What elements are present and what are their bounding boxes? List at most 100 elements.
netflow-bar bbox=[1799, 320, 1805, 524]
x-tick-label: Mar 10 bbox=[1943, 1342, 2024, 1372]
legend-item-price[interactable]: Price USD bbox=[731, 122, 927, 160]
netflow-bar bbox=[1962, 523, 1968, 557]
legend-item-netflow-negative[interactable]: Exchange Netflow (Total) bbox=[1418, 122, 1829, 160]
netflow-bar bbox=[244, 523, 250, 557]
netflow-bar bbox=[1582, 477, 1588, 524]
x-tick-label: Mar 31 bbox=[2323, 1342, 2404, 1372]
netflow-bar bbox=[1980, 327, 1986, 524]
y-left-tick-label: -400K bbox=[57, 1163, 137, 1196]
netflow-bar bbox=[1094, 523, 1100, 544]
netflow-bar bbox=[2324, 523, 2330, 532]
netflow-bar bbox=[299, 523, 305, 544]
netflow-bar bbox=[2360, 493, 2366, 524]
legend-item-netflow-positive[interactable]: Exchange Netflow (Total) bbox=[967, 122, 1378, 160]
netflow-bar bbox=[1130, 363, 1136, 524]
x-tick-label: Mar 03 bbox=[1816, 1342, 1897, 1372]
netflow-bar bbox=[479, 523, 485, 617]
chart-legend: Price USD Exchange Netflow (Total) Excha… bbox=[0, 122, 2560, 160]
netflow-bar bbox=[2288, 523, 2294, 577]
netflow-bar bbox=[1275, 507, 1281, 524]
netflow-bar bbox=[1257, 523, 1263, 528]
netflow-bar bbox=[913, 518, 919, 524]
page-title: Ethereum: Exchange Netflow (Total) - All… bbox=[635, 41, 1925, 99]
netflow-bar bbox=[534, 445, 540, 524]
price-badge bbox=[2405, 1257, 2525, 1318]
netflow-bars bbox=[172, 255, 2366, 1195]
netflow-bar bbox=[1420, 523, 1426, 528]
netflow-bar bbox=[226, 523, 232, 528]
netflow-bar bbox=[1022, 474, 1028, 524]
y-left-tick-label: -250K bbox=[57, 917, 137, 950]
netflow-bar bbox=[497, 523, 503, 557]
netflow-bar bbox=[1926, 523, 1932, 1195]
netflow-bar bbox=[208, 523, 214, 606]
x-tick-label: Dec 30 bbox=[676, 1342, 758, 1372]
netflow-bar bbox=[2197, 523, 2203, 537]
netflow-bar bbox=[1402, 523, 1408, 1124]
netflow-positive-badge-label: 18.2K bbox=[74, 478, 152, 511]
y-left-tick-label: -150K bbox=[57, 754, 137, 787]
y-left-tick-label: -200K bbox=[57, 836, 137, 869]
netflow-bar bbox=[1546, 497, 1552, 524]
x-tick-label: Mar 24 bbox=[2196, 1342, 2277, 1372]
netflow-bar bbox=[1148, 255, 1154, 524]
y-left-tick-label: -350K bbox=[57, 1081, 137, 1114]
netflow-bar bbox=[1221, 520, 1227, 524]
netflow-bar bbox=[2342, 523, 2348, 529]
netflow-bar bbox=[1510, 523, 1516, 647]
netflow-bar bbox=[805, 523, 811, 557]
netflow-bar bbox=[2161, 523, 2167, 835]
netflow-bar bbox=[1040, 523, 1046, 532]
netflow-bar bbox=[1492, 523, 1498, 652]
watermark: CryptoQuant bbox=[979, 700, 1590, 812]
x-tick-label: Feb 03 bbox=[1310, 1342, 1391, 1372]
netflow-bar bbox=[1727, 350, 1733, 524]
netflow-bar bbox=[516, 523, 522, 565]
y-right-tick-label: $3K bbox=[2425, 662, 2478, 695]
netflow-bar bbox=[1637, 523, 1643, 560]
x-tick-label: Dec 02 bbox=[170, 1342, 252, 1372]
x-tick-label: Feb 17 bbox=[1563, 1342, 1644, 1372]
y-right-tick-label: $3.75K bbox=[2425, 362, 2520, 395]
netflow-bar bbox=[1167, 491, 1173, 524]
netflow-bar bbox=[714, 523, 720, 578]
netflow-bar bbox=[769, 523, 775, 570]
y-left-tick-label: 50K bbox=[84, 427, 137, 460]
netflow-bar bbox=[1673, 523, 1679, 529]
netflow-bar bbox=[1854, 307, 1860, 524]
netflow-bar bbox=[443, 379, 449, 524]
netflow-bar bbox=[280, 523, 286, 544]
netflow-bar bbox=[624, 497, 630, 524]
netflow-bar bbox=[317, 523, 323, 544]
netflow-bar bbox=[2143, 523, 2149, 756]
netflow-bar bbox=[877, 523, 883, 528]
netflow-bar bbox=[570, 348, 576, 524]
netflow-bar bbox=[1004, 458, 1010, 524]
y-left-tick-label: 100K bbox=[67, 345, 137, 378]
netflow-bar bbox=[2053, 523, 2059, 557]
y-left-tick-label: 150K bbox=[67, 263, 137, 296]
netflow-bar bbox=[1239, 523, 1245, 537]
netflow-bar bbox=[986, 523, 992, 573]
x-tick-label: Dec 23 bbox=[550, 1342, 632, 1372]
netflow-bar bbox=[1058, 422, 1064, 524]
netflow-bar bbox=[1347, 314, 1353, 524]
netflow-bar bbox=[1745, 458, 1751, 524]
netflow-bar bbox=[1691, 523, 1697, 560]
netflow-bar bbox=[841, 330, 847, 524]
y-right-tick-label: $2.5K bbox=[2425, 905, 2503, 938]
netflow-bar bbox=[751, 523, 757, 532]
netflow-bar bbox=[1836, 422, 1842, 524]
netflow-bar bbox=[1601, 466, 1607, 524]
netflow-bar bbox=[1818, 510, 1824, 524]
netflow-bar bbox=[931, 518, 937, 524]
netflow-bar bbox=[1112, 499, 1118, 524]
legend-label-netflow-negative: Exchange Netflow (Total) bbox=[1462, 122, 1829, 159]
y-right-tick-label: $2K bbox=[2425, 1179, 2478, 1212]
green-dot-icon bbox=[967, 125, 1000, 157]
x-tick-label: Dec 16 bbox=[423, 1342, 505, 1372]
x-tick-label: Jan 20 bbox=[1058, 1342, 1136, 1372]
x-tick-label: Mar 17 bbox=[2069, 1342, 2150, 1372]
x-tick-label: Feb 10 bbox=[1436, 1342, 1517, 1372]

* * * * * * *

Copy the items from the first line down through the line containing "netflow-bar bbox=[226, 523, 232, 528]", keeping each line identical.

WRITTEN ANSWER »
What elements are present and what are their bounding boxes? List at most 100 elements.
netflow-bar bbox=[1799, 320, 1805, 524]
x-tick-label: Mar 10 bbox=[1943, 1342, 2024, 1372]
legend-item-price[interactable]: Price USD bbox=[731, 122, 927, 160]
netflow-bar bbox=[1962, 523, 1968, 557]
legend-item-netflow-negative[interactable]: Exchange Netflow (Total) bbox=[1418, 122, 1829, 160]
netflow-bar bbox=[244, 523, 250, 557]
netflow-bar bbox=[1582, 477, 1588, 524]
x-tick-label: Mar 31 bbox=[2323, 1342, 2404, 1372]
netflow-bar bbox=[1980, 327, 1986, 524]
y-left-tick-label: -400K bbox=[57, 1163, 137, 1196]
netflow-bar bbox=[1094, 523, 1100, 544]
netflow-bar bbox=[2324, 523, 2330, 532]
netflow-bar bbox=[299, 523, 305, 544]
netflow-bar bbox=[2360, 493, 2366, 524]
legend-item-netflow-positive[interactable]: Exchange Netflow (Total) bbox=[967, 122, 1378, 160]
netflow-bar bbox=[1130, 363, 1136, 524]
x-tick-label: Mar 03 bbox=[1816, 1342, 1897, 1372]
netflow-bar bbox=[479, 523, 485, 617]
chart-legend: Price USD Exchange Netflow (Total) Excha… bbox=[0, 122, 2560, 160]
netflow-bar bbox=[2288, 523, 2294, 577]
netflow-bar bbox=[1275, 507, 1281, 524]
netflow-bar bbox=[1257, 523, 1263, 528]
netflow-bar bbox=[913, 518, 919, 524]
page-title: Ethereum: Exchange Netflow (Total) - All… bbox=[635, 41, 1925, 99]
netflow-bar bbox=[534, 445, 540, 524]
price-badge bbox=[2405, 1257, 2525, 1318]
netflow-bars bbox=[172, 255, 2366, 1195]
netflow-bar bbox=[1420, 523, 1426, 528]
netflow-bar bbox=[226, 523, 232, 528]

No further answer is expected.